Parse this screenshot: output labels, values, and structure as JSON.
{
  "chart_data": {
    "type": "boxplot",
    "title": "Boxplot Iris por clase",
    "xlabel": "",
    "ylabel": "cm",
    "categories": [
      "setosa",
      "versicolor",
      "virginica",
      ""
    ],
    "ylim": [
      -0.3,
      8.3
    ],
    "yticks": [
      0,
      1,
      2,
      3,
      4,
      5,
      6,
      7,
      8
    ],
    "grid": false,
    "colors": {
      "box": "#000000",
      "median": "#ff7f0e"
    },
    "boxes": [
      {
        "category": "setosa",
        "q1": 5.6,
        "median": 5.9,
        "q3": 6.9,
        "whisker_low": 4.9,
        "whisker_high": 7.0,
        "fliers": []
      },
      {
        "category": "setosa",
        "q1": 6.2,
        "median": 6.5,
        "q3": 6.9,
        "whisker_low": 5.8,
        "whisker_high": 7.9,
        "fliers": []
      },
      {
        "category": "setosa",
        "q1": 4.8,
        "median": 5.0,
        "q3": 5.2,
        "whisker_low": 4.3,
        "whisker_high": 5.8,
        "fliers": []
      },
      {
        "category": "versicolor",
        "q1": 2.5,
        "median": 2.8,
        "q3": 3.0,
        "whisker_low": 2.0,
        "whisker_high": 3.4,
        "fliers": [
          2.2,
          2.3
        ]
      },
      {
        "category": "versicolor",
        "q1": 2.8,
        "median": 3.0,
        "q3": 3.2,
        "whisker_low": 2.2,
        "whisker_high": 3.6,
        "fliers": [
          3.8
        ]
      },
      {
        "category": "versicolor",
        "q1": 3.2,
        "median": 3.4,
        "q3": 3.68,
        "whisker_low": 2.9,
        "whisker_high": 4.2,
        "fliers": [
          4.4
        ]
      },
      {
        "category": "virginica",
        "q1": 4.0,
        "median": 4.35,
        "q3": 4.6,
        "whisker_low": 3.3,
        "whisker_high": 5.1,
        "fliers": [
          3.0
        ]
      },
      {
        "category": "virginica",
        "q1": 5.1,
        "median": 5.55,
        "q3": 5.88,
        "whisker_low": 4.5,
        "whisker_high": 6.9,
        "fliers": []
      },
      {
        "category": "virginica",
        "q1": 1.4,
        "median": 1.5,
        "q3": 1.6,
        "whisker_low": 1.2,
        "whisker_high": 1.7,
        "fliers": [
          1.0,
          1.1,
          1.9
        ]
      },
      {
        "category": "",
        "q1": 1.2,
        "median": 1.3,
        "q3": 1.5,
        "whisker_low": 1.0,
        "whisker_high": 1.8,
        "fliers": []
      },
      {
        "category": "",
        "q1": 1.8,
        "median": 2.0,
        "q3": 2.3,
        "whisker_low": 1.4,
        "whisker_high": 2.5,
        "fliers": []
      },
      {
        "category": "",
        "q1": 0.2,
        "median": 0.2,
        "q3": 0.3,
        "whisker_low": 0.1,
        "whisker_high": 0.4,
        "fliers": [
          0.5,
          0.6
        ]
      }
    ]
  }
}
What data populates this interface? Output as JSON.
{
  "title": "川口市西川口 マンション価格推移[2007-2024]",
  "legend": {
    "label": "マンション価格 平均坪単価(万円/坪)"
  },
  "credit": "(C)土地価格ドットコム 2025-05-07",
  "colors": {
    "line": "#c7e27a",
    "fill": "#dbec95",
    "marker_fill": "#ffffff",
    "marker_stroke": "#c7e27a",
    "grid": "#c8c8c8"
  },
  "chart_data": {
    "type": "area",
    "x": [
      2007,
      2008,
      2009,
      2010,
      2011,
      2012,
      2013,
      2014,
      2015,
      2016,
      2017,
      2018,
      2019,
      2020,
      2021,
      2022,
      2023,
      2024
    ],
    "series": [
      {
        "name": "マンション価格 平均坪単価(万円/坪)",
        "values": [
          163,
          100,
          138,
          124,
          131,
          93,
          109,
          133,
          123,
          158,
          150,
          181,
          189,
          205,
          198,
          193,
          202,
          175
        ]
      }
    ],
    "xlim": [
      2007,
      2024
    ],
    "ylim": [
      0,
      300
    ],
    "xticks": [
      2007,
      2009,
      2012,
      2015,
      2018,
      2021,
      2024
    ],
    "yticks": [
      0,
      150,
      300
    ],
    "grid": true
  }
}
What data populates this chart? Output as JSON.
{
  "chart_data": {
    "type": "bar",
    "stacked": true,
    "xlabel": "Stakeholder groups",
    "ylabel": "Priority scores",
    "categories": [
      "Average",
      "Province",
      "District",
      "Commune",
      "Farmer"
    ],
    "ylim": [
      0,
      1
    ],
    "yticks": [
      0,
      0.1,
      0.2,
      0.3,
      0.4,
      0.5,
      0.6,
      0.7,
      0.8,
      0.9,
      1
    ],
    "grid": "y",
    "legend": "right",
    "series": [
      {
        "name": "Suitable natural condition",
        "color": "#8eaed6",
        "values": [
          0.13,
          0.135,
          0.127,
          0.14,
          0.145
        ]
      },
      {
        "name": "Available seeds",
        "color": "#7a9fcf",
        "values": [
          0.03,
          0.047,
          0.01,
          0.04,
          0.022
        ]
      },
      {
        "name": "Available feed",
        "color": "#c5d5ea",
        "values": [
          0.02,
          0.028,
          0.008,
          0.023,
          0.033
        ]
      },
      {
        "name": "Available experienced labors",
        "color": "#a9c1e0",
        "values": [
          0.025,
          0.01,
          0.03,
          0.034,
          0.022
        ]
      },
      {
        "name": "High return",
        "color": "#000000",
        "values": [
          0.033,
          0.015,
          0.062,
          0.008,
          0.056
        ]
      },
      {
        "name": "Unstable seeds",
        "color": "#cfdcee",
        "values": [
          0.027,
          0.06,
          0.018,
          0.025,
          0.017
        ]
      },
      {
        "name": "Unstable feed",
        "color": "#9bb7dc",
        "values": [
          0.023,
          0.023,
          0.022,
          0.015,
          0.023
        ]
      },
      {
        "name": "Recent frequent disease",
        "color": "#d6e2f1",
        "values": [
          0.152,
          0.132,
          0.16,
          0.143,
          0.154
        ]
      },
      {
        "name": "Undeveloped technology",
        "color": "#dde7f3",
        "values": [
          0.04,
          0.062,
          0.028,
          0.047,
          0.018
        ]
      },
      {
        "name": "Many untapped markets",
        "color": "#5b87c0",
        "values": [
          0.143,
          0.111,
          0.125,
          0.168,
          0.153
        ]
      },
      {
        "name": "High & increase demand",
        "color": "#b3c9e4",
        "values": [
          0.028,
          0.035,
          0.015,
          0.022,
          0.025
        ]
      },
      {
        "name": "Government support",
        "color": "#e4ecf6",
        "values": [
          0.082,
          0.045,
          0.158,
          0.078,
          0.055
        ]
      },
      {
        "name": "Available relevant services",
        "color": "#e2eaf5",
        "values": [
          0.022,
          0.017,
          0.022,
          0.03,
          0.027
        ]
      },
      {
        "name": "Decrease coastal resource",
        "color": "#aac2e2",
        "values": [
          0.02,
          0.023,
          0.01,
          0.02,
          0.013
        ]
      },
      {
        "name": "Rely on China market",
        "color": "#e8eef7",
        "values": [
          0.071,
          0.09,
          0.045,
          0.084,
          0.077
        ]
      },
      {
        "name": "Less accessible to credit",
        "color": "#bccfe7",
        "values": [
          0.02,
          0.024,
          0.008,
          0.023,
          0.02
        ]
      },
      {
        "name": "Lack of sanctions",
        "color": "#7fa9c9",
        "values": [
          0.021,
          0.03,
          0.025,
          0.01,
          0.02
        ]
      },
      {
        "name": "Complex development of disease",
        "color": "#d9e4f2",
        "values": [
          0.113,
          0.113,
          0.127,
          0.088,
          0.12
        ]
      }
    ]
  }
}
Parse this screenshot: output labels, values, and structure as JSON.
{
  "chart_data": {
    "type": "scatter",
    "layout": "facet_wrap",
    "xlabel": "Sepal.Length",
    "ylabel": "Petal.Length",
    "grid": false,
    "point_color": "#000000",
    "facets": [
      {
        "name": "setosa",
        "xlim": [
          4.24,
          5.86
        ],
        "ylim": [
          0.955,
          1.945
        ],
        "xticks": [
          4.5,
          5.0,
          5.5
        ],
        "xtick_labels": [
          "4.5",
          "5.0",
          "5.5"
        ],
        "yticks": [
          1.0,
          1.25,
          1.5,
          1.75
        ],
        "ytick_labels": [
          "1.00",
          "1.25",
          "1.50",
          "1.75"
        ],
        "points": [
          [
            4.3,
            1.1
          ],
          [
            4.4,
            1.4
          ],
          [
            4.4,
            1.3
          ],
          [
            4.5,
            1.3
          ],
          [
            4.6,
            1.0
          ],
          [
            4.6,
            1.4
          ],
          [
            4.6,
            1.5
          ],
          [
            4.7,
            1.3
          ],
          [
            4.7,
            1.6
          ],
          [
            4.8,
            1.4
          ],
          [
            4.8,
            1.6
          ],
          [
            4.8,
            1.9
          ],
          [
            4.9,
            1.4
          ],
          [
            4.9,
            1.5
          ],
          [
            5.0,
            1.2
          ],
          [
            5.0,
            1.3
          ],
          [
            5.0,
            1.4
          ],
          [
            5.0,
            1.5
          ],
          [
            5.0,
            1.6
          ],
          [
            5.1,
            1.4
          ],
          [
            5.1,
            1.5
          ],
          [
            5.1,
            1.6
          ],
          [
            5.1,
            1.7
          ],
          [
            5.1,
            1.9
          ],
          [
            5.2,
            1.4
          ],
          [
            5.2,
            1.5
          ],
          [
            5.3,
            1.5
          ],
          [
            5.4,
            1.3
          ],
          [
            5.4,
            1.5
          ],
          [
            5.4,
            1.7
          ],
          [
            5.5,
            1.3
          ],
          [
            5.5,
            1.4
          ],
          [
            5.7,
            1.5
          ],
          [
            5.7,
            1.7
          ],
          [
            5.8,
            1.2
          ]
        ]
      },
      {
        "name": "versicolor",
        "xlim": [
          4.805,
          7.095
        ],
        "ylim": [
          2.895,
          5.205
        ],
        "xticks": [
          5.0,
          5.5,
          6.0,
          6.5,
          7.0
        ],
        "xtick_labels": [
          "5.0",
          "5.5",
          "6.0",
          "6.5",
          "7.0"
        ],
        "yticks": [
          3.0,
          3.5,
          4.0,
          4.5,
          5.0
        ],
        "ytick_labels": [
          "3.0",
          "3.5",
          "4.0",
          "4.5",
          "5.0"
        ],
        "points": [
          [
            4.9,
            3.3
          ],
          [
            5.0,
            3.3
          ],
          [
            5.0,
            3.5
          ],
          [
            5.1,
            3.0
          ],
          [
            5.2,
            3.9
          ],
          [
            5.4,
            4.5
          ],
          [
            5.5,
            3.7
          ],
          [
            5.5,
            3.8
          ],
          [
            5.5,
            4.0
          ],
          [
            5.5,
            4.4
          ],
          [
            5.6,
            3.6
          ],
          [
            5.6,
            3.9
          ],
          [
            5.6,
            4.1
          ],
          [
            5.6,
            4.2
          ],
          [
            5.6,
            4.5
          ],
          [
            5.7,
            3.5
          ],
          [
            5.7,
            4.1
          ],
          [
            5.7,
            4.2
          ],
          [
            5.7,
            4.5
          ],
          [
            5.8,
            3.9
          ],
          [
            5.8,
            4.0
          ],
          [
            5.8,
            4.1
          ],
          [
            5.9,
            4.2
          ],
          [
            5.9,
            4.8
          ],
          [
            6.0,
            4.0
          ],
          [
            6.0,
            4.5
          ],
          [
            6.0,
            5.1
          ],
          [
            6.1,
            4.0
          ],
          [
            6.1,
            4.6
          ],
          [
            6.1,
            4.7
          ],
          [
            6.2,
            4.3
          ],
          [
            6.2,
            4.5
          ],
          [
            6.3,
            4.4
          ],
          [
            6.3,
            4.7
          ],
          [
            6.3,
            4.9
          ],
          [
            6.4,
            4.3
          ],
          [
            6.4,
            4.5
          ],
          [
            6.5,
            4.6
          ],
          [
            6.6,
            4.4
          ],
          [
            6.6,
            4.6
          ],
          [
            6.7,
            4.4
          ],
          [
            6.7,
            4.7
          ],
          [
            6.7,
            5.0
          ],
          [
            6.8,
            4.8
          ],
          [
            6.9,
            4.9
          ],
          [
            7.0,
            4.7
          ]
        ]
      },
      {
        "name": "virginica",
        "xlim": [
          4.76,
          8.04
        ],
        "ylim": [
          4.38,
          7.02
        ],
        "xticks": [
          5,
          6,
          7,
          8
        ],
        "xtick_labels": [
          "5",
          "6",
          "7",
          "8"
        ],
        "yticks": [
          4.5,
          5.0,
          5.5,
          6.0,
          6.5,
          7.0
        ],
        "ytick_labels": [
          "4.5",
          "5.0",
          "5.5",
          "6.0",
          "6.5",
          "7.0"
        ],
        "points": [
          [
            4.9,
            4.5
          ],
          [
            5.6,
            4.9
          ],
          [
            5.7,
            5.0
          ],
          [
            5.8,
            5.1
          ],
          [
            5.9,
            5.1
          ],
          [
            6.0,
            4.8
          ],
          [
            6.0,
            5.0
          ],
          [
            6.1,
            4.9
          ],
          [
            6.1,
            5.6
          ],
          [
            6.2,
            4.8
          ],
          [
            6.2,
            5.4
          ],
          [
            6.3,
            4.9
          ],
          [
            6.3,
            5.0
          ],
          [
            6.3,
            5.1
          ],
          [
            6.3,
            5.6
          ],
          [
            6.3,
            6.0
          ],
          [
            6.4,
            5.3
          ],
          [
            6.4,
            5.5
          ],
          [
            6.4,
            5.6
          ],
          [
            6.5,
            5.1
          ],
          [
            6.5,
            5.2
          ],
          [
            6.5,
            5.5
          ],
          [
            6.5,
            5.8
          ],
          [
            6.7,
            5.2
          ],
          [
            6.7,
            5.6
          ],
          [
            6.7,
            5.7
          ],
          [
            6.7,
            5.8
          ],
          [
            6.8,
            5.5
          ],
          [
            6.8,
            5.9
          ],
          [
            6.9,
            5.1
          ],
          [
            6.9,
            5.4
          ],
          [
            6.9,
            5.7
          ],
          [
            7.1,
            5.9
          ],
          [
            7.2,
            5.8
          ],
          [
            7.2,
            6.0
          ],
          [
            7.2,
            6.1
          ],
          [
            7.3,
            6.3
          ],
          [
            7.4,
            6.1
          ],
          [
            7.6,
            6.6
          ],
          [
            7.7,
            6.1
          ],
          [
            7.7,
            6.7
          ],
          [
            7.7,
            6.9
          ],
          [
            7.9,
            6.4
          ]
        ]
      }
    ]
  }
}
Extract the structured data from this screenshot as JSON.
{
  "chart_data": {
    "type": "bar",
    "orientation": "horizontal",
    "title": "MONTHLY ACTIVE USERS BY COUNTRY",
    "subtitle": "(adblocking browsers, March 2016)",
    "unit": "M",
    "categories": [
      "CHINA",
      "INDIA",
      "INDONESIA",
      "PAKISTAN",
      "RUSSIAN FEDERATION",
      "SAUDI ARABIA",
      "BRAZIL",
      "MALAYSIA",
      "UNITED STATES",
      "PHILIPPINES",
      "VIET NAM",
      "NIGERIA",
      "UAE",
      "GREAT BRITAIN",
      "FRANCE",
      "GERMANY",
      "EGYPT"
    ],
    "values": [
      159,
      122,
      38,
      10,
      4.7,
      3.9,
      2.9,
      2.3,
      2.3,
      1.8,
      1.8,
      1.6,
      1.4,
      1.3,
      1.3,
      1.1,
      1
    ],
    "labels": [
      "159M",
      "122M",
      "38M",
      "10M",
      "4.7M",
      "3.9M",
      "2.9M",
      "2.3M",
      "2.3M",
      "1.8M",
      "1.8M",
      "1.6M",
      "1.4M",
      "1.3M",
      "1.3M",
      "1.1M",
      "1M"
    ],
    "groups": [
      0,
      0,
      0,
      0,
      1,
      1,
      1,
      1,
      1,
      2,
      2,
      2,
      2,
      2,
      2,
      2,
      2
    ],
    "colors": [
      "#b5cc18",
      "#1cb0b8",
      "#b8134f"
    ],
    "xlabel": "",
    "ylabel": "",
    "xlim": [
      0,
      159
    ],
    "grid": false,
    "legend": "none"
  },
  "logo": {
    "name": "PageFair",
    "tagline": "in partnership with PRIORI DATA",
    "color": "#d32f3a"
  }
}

● ● ●

Only lines holding the string "ylabel" are wanted; gather each one from the entries above.

    "ylabel": "cm",
    "ylabel": "Priority scores",
    "ylabel": "Petal.Length",
    "ylabel": "",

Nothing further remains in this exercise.